Saved data entries:
_ _ _ _
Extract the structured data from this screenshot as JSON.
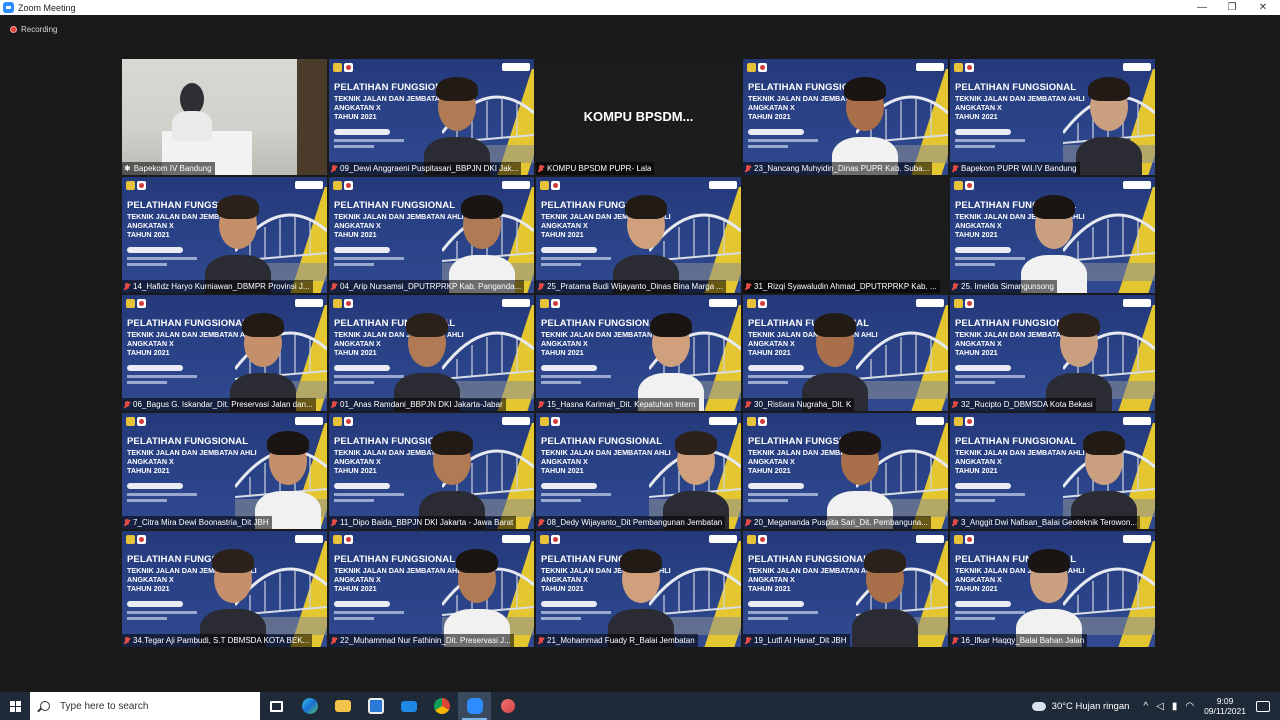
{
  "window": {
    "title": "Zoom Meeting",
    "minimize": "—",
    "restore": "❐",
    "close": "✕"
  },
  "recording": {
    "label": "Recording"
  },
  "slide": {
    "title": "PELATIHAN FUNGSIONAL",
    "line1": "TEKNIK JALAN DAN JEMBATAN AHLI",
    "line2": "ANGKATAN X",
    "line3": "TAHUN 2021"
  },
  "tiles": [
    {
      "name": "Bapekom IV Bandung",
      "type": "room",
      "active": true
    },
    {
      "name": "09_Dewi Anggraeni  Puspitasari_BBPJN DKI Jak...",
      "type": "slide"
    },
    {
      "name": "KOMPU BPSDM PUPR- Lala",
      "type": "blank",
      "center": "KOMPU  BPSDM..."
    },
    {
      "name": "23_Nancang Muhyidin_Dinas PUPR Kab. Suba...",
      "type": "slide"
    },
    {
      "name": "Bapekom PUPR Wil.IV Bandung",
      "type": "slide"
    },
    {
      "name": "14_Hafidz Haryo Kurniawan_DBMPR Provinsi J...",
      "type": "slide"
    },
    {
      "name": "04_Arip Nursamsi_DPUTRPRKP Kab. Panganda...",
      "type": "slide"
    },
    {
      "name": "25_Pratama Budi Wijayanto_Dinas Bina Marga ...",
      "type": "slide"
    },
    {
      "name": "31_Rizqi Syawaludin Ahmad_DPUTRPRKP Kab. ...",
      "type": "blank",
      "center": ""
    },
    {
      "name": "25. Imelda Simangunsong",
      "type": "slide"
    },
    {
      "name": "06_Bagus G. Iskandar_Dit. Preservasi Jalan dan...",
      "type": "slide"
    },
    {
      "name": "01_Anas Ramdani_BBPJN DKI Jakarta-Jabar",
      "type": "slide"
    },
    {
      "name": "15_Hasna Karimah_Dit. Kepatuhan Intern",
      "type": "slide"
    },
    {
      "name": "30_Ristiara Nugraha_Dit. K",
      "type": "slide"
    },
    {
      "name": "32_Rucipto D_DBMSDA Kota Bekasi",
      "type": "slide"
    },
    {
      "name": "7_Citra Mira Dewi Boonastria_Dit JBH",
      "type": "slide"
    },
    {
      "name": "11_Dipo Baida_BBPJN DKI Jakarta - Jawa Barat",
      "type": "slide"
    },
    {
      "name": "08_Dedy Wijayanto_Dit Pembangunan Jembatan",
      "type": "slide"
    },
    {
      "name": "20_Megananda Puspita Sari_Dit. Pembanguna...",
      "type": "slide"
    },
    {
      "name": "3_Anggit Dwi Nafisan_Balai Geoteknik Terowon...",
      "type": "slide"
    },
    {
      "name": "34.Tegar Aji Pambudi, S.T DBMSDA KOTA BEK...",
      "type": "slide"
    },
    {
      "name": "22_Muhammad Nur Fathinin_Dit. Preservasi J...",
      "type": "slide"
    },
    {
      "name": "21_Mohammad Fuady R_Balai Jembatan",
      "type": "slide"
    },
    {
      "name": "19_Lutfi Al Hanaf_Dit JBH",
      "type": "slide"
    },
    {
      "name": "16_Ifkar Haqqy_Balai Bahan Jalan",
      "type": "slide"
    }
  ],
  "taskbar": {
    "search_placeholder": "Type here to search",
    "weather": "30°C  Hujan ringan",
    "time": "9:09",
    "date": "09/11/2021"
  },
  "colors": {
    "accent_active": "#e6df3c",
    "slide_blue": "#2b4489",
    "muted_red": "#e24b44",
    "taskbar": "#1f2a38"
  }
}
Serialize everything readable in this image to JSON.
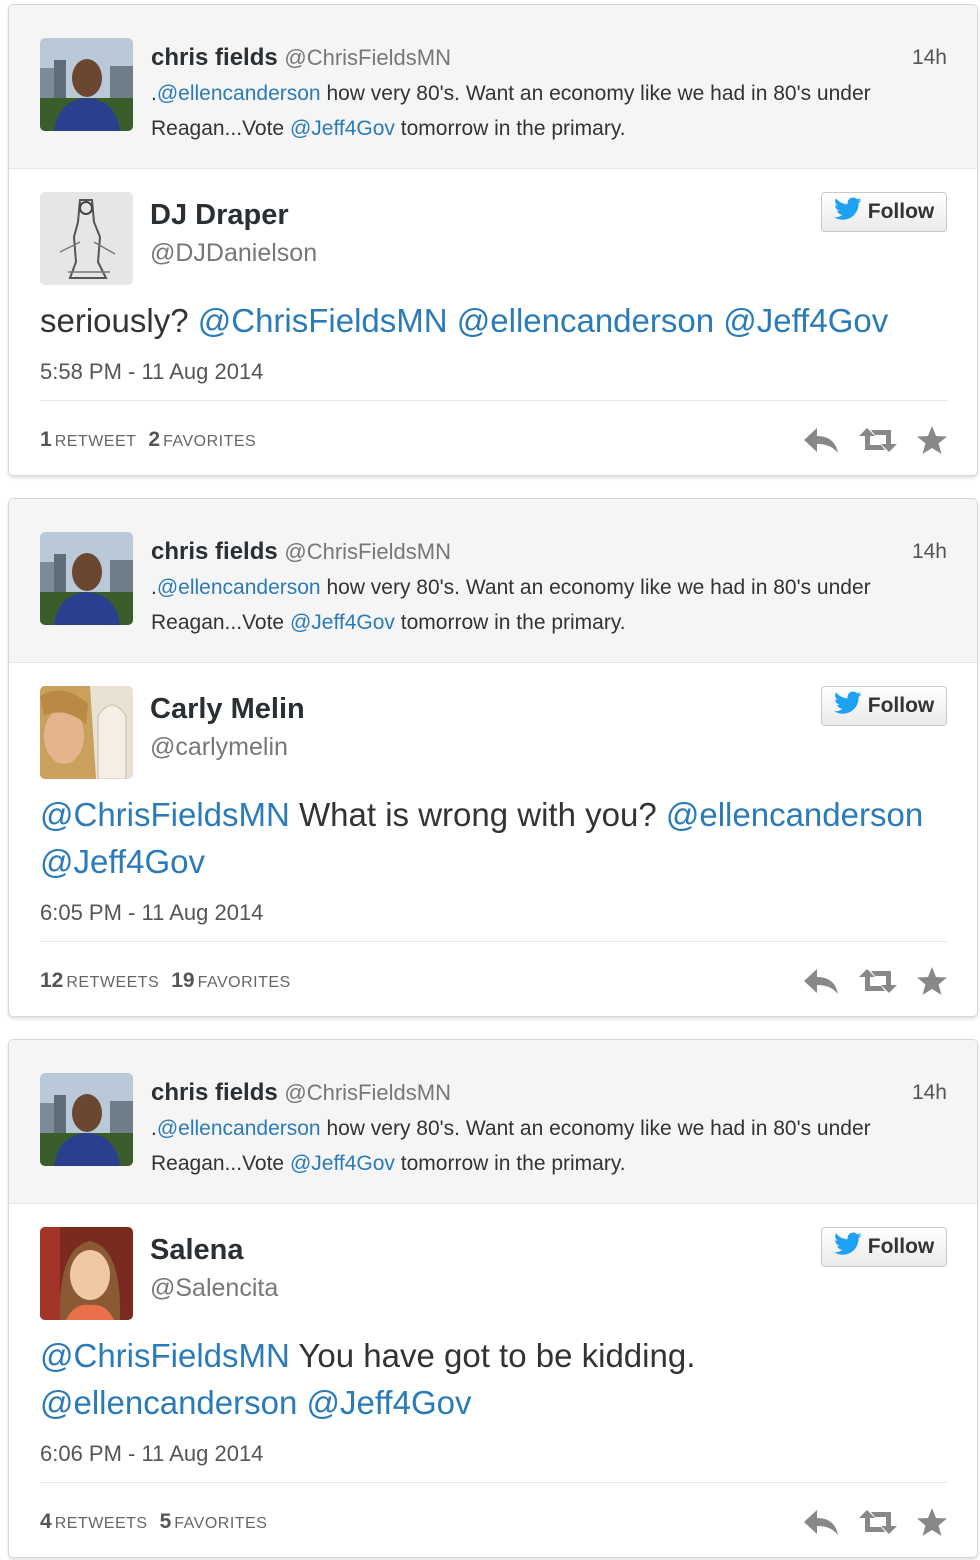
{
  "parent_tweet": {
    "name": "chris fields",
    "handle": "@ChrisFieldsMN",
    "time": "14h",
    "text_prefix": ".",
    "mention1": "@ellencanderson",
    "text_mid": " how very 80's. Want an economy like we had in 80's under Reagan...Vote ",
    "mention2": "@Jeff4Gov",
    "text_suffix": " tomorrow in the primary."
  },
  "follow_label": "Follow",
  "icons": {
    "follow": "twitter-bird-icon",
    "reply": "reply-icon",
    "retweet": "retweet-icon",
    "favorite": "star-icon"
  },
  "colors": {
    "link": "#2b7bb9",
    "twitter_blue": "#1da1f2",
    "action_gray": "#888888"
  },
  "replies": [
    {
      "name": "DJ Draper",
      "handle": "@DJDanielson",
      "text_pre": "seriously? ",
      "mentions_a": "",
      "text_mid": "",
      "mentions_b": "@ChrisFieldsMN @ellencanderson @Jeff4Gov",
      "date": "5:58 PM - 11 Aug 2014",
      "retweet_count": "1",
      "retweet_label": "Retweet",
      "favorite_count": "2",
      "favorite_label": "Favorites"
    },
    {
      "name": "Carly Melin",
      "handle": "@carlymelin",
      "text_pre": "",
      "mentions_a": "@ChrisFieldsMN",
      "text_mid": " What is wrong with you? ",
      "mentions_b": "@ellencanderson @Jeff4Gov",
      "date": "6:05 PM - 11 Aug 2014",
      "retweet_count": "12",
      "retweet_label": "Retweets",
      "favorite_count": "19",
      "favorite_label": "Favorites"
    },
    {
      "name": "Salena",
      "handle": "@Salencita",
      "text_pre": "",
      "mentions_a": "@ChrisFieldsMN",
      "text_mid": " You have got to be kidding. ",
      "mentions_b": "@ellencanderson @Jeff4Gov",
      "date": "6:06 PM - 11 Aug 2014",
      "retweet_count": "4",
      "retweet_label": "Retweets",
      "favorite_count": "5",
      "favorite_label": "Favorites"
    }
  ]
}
_ _ _ _
| Requirement |
Provide the number of lines in these entries that hold the word "title", without any accompanying text.

| Output for this task |
2